Exercise aim -
Output every entry exactly, from the first line to the last.
::::::::
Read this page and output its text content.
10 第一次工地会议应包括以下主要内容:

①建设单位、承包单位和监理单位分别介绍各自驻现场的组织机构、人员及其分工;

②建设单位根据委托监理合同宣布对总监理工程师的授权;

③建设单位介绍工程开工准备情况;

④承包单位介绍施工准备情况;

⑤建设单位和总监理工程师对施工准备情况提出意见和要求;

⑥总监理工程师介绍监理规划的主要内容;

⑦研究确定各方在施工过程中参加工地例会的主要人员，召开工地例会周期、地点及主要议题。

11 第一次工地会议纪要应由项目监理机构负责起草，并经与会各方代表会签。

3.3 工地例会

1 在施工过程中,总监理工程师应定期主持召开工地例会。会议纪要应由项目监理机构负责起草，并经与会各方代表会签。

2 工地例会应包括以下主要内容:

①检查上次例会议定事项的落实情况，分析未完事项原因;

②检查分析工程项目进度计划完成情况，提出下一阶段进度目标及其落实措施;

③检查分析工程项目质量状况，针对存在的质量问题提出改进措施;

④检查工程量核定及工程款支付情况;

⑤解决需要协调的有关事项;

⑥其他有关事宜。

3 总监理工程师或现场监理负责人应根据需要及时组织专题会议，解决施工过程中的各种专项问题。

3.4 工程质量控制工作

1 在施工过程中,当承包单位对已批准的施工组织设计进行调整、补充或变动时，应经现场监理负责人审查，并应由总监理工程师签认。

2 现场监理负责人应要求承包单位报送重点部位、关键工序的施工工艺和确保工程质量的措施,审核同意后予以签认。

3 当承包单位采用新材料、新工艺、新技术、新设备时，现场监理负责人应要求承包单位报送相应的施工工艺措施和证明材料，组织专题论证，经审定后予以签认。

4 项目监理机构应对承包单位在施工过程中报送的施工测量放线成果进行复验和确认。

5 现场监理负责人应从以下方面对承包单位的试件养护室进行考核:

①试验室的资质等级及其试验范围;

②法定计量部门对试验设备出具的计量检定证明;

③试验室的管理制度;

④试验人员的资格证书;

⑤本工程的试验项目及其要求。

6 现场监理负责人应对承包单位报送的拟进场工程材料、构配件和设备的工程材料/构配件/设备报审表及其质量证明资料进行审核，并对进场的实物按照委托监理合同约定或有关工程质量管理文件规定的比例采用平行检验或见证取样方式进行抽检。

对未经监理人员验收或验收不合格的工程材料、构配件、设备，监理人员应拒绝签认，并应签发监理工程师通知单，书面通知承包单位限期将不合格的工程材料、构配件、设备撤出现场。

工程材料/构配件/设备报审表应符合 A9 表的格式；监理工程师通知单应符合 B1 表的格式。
::::::::
Response to the exercise -
Read this page and output its text content.
10 第一次工地会议应包括以下主要内容:

①建设单位、承包单位和监理单位分别介绍各自驻现场的组织机构、人员及其分工;

②建设单位根据委托监理合同宣布对总监理工程师的授权;

③建设单位介绍工程开工准备情况;

④承包单位介绍施工准备情况;

⑤建设单位和总监理工程师对施工准备情况提出意见和要求;

⑥总监理工程师介绍监理规划的主要内容;

⑦研究确定各方在施工过程中参加工地例会的主要人员，召开工地例会周期、地点及主要议题。

11 第一次工地会议纪要应由项目监理机构负责起草，并经与会各方代表会签。

3.3 工地例会

1 在施工过程中,总监理工程师应定期主持召开工地例会。会议纪要应由项目监理机构负责起草，并经与会各方代表会签。

2 工地例会应包括以下主要内容:

①检查上次例会议定事项的落实情况，分析未完事项原因;

②检查分析工程项目进度计划完成情况，提出下一阶段进度目标及其落实措施;

③检查分析工程项目质量状况，针对存在的质量问题提出改进措施;

④检查工程量核定及工程款支付情况;

⑤解决需要协调的有关事项;

⑥其他有关事宜。

3 总监理工程师或现场监理负责人应根据需要及时组织专题会议，解决施工过程中的各种专项问题。

3.4 工程质量控制工作

1 在施工过程中,当承包单位对已批准的施工组织设计进行调整、补充或变动时，应经现场监理负责人审查，并应由总监理工程师签认。

2 现场监理负责人应要求承包单位报送重点部位、关键工序的施工工艺和确保工程质量的措施,审核同意后予以签认。

3 当承包单位采用新材料、新工艺、新技术、新设备时，现场监理负责人应要求承包单位报送相应的施工工艺措施和证明材料，组织专题论证，经审定后予以签认。

4 项目监理机构应对承包单位在施工过程中报送的施工测量放线成果进行复验和确认。

5 现场监理负责人应从以下方面对承包单位的试件养护室进行考核:

①试验室的资质等级及其试验范围;

②法定计量部门对试验设备出具的计量检定证明;

③试验室的管理制度;

④试验人员的资格证书;

⑤本工程的试验项目及其要求。

6 现场监理负责人应对承包单位报送的拟进场工程材料、构配件和设备的工程材料/构配件/设备报审表及其质量证明资料进行审核，并对进场的实物按照委托监理合同约定或有关工程质量管理文件规定的比例采用平行检验或见证取样方式进行抽检。

对未经监理人员验收或验收不合格的工程材料、构配件、设备，监理人员应拒绝签认，并应签发监理工程师通知单，书面通知承包单位限期将不合格的工程材料、构配件、设备撤出现场。

工程材料/构配件/设备报审表应符合 A9 表的格式；监理工程师通知单应符合 B1 表的格式。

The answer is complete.